### SUPPLIED MATERIAL
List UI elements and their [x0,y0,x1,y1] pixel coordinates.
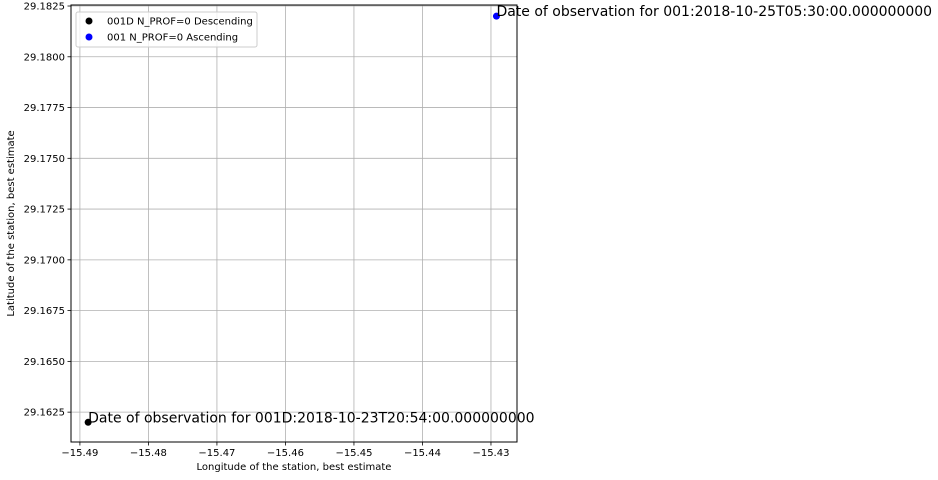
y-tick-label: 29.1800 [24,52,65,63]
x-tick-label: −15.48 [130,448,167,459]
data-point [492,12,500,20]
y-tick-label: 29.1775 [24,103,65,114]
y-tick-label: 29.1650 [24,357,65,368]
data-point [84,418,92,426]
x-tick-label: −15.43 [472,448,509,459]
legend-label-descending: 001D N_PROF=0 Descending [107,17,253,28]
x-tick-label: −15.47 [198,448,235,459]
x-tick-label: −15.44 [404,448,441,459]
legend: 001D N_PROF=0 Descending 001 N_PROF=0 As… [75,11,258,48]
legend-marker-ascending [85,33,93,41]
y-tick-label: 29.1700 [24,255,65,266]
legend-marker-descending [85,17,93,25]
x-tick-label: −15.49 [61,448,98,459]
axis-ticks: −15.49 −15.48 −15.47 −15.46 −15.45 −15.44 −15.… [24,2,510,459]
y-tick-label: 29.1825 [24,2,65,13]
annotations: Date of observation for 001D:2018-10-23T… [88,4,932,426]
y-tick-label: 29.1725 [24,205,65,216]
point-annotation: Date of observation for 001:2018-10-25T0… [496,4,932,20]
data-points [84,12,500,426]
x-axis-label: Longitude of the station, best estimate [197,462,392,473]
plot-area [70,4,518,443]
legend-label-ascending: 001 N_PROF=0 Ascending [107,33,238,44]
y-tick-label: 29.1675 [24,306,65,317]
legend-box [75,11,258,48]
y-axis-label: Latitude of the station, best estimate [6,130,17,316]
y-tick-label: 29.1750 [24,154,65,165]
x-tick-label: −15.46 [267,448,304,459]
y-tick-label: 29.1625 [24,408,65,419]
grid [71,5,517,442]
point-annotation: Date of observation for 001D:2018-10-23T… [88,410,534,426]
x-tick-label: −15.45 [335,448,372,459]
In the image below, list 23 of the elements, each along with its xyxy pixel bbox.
######
### SUPPLIED MATERIAL
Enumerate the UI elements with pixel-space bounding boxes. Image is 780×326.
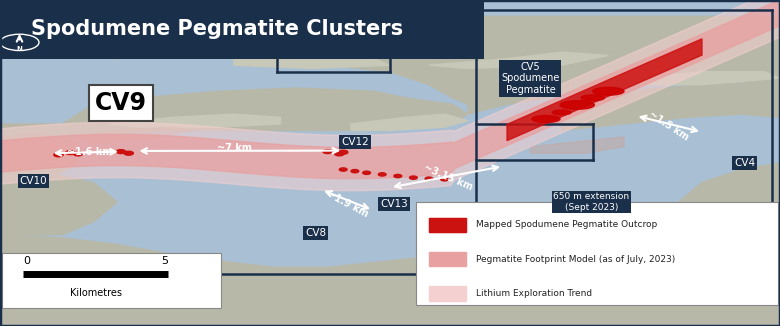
######
THE REQUEST: Retype the lines from the line with "List UI elements" up to and including the line with "data-points [84,12,500,426]", leaving the pictures out of your answer.

OUTPUT:
List UI elements and their [x0,y0,x1,y1] pixel coordinates.
y-tick-label: 29.1800 [24,52,65,63]
x-tick-label: −15.48 [130,448,167,459]
data-point [492,12,500,20]
y-tick-label: 29.1775 [24,103,65,114]
y-tick-label: 29.1650 [24,357,65,368]
data-point [84,418,92,426]
x-tick-label: −15.43 [472,448,509,459]
legend-label-descending: 001D N_PROF=0 Descending [107,17,253,28]
x-tick-label: −15.47 [198,448,235,459]
x-tick-label: −15.44 [404,448,441,459]
legend: 001D N_PROF=0 Descending 001 N_PROF=0 As… [75,11,258,48]
legend-marker-ascending [85,33,93,41]
y-tick-label: 29.1700 [24,255,65,266]
legend-marker-descending [85,17,93,25]
x-tick-label: −15.49 [61,448,98,459]
axis-ticks: −15.49 −15.48 −15.47 −15.46 −15.45 −15.44 −15.… [24,2,510,459]
y-tick-label: 29.1825 [24,2,65,13]
annotations: Date of observation for 001D:2018-10-23T… [88,4,932,426]
y-tick-label: 29.1725 [24,205,65,216]
point-annotation: Date of observation for 001:2018-10-25T0… [496,4,932,20]
data-points [84,12,500,426]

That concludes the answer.